■ Data to use ■
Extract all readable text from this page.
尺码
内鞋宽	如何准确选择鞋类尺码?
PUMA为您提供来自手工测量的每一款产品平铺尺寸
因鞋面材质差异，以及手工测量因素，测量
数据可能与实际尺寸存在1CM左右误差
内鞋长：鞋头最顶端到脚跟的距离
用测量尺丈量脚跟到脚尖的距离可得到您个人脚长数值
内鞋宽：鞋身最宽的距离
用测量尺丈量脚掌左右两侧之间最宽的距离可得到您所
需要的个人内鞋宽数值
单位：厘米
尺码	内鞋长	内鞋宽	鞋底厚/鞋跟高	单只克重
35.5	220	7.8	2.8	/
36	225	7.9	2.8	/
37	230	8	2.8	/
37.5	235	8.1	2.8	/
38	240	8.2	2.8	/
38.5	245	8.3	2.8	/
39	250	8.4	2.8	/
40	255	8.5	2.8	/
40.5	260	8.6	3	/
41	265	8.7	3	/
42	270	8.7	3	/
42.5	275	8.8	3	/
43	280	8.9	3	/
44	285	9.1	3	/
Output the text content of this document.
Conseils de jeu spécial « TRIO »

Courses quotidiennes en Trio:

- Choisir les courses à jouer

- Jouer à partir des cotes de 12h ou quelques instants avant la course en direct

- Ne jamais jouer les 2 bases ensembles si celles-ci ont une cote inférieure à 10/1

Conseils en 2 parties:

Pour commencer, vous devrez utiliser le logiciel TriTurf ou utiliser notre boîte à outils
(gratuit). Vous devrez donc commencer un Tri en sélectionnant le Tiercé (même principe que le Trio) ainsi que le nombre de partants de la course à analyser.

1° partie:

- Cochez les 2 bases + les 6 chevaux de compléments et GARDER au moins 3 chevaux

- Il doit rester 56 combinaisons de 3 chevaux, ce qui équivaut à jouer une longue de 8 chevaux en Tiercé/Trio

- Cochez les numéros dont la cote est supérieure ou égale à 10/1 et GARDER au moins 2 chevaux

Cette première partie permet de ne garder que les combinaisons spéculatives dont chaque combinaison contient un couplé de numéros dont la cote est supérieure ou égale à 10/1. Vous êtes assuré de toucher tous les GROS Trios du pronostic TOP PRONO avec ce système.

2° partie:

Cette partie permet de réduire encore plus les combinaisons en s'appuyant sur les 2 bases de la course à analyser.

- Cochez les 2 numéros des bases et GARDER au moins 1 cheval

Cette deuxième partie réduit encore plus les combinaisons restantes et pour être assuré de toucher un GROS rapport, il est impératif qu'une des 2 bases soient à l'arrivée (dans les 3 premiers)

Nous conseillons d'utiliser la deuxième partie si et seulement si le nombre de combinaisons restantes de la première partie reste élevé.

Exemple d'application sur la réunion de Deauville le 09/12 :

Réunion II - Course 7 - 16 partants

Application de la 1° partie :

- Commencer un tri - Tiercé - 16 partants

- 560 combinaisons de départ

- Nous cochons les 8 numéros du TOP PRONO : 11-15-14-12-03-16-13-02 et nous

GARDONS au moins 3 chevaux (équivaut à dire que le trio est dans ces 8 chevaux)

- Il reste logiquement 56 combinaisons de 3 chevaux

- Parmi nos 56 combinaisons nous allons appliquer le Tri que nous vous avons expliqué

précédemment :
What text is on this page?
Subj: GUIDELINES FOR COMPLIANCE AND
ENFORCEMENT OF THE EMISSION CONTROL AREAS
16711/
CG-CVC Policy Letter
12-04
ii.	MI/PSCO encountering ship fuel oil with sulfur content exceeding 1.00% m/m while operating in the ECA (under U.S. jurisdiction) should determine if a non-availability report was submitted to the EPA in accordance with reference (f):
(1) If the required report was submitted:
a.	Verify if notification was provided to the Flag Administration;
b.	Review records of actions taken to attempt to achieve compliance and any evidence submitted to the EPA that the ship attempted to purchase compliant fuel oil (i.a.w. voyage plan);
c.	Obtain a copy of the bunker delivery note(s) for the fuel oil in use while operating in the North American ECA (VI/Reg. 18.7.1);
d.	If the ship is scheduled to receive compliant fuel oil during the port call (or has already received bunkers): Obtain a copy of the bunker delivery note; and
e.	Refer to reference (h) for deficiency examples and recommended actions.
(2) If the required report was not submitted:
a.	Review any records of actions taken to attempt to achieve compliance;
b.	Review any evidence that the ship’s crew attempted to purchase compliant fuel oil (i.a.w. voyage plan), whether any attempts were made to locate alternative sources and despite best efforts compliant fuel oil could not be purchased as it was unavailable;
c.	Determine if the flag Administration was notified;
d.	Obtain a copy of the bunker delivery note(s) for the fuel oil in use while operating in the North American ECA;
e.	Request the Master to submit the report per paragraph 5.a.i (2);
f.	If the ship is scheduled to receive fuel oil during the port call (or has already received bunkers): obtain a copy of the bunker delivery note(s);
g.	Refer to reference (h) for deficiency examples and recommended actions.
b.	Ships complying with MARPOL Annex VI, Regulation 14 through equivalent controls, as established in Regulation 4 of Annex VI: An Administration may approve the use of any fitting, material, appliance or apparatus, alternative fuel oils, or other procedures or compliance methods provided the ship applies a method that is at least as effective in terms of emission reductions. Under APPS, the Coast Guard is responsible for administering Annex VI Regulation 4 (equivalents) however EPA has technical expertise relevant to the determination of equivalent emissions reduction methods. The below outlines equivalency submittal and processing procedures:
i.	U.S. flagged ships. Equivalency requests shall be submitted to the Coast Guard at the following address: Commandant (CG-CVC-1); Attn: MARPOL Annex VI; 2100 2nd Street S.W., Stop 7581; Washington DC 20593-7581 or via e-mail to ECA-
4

■ Your goal ■
Find the lines above that contain the word "Guard" and collect them.

■ Task solution ■
b.	Ships complying with MARPOL Annex VI, Regulation 14 through equivalent controls, as established in Regulation 4 of Annex VI: An Administration may approve the use of any fitting, material, appliance or apparatus, alternative fuel oils, or other procedures or compliance methods provided the ship applies a method that is at least as effective in terms of emission reductions. Under APPS, the Coast Guard is responsible for administering Annex VI Regulation 4 (equivalents) however EPA has technical expertise relevant to the determination of equivalent emissions reduction methods. The below outlines equivalency submittal and processing procedures:
i.	U.S. flagged ships. Equivalency requests shall be submitted to the Coast Guard at the following address: Commandant (CG-CVC-1); Attn: MARPOL Annex VI; 2100 2nd Street S.W., Stop 7581; Washington DC 20593-7581 or via e-mail to ECA-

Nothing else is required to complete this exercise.